## Start Material shown

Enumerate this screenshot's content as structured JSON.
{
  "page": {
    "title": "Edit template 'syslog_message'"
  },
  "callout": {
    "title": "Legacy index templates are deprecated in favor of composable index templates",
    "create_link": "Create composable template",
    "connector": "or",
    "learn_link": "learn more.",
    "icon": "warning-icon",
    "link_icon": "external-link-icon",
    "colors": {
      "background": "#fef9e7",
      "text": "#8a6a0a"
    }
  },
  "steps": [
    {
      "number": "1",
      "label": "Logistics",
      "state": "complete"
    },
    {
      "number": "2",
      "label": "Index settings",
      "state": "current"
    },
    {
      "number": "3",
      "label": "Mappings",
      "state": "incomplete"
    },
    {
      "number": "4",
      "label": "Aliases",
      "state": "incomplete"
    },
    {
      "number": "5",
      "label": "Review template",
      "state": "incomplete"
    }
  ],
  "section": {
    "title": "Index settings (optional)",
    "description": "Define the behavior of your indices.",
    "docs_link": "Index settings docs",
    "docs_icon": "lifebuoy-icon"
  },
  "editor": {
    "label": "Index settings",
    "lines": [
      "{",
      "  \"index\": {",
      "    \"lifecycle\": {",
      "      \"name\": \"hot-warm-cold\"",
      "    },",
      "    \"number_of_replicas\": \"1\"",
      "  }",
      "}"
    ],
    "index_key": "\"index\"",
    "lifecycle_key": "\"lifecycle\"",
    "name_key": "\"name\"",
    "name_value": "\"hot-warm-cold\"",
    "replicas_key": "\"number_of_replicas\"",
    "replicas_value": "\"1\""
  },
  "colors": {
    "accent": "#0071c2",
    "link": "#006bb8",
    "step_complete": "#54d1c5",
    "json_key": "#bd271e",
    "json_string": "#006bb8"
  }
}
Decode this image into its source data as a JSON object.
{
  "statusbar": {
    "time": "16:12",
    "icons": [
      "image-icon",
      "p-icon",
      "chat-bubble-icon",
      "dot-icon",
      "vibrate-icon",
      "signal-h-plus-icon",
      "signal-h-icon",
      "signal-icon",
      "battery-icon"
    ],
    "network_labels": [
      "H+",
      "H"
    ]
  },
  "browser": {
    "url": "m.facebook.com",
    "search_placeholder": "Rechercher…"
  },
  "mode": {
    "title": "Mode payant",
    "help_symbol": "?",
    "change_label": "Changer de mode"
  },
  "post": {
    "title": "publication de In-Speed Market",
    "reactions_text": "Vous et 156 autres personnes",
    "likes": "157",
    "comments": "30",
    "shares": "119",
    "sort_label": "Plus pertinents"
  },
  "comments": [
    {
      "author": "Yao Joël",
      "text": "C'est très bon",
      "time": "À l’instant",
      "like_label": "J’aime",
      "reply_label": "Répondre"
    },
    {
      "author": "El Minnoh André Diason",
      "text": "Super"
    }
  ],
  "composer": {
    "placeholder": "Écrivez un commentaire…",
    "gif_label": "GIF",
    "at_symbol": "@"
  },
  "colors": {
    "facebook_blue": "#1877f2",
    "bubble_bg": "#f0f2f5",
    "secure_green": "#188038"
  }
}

## End Material shown

Write out every line of the material again, exactly as it reads.

Enumerate this screenshot's content as structured JSON.
{
  "page": {
    "title": "Edit template 'syslog_message'"
  },
  "callout": {
    "title": "Legacy index templates are deprecated in favor of composable index templates",
    "create_link": "Create composable template",
    "connector": "or",
    "learn_link": "learn more.",
    "icon": "warning-icon",
    "link_icon": "external-link-icon",
    "colors": {
      "background": "#fef9e7",
      "text": "#8a6a0a"
    }
  },
  "steps": [
    {
      "number": "1",
      "label": "Logistics",
      "state": "complete"
    },
    {
      "number": "2",
      "label": "Index settings",
      "state": "current"
    },
    {
      "number": "3",
      "label": "Mappings",
      "state": "incomplete"
    },
    {
      "number": "4",
      "label": "Aliases",
      "state": "incomplete"
    },
    {
      "number": "5",
      "label": "Review template",
      "state": "incomplete"
    }
  ],
  "section": {
    "title": "Index settings (optional)",
    "description": "Define the behavior of your indices.",
    "docs_link": "Index settings docs",
    "docs_icon": "lifebuoy-icon"
  },
  "editor": {
    "label": "Index settings",
    "lines": [
      "{",
      "  \"index\": {",
      "    \"lifecycle\": {",
      "      \"name\": \"hot-warm-cold\"",
      "    },",
      "    \"number_of_replicas\": \"1\"",
      "  }",
      "}"
    ],
    "index_key": "\"index\"",
    "lifecycle_key": "\"lifecycle\"",
    "name_key": "\"name\"",
    "name_value": "\"hot-warm-cold\"",
    "replicas_key": "\"number_of_replicas\"",
    "replicas_value": "\"1\""
  },
  "colors": {
    "accent": "#0071c2",
    "link": "#006bb8",
    "step_complete": "#54d1c5",
    "json_key": "#bd271e",
    "json_string": "#006bb8"
  }
}
Decode this image into its source data as a JSON object.
{
  "statusbar": {
    "time": "16:12",
    "icons": [
      "image-icon",
      "p-icon",
      "chat-bubble-icon",
      "dot-icon",
      "vibrate-icon",
      "signal-h-plus-icon",
      "signal-h-icon",
      "signal-icon",
      "battery-icon"
    ],
    "network_labels": [
      "H+",
      "H"
    ]
  },
  "browser": {
    "url": "m.facebook.com",
    "search_placeholder": "Rechercher…"
  },
  "mode": {
    "title": "Mode payant",
    "help_symbol": "?",
    "change_label": "Changer de mode"
  },
  "post": {
    "title": "publication de In-Speed Market",
    "reactions_text": "Vous et 156 autres personnes",
    "likes": "157",
    "comments": "30",
    "shares": "119",
    "sort_label": "Plus pertinents"
  },
  "comments": [
    {
      "author": "Yao Joël",
      "text": "C'est très bon",
      "time": "À l’instant",
      "like_label": "J’aime",
      "reply_label": "Répondre"
    },
    {
      "author": "El Minnoh André Diason",
      "text": "Super"
    }
  ],
  "composer": {
    "placeholder": "Écrivez un commentaire…",
    "gif_label": "GIF",
    "at_symbol": "@"
  },
  "colors": {
    "facebook_blue": "#1877f2",
    "bubble_bg": "#f0f2f5",
    "secure_green": "#188038"
  }
}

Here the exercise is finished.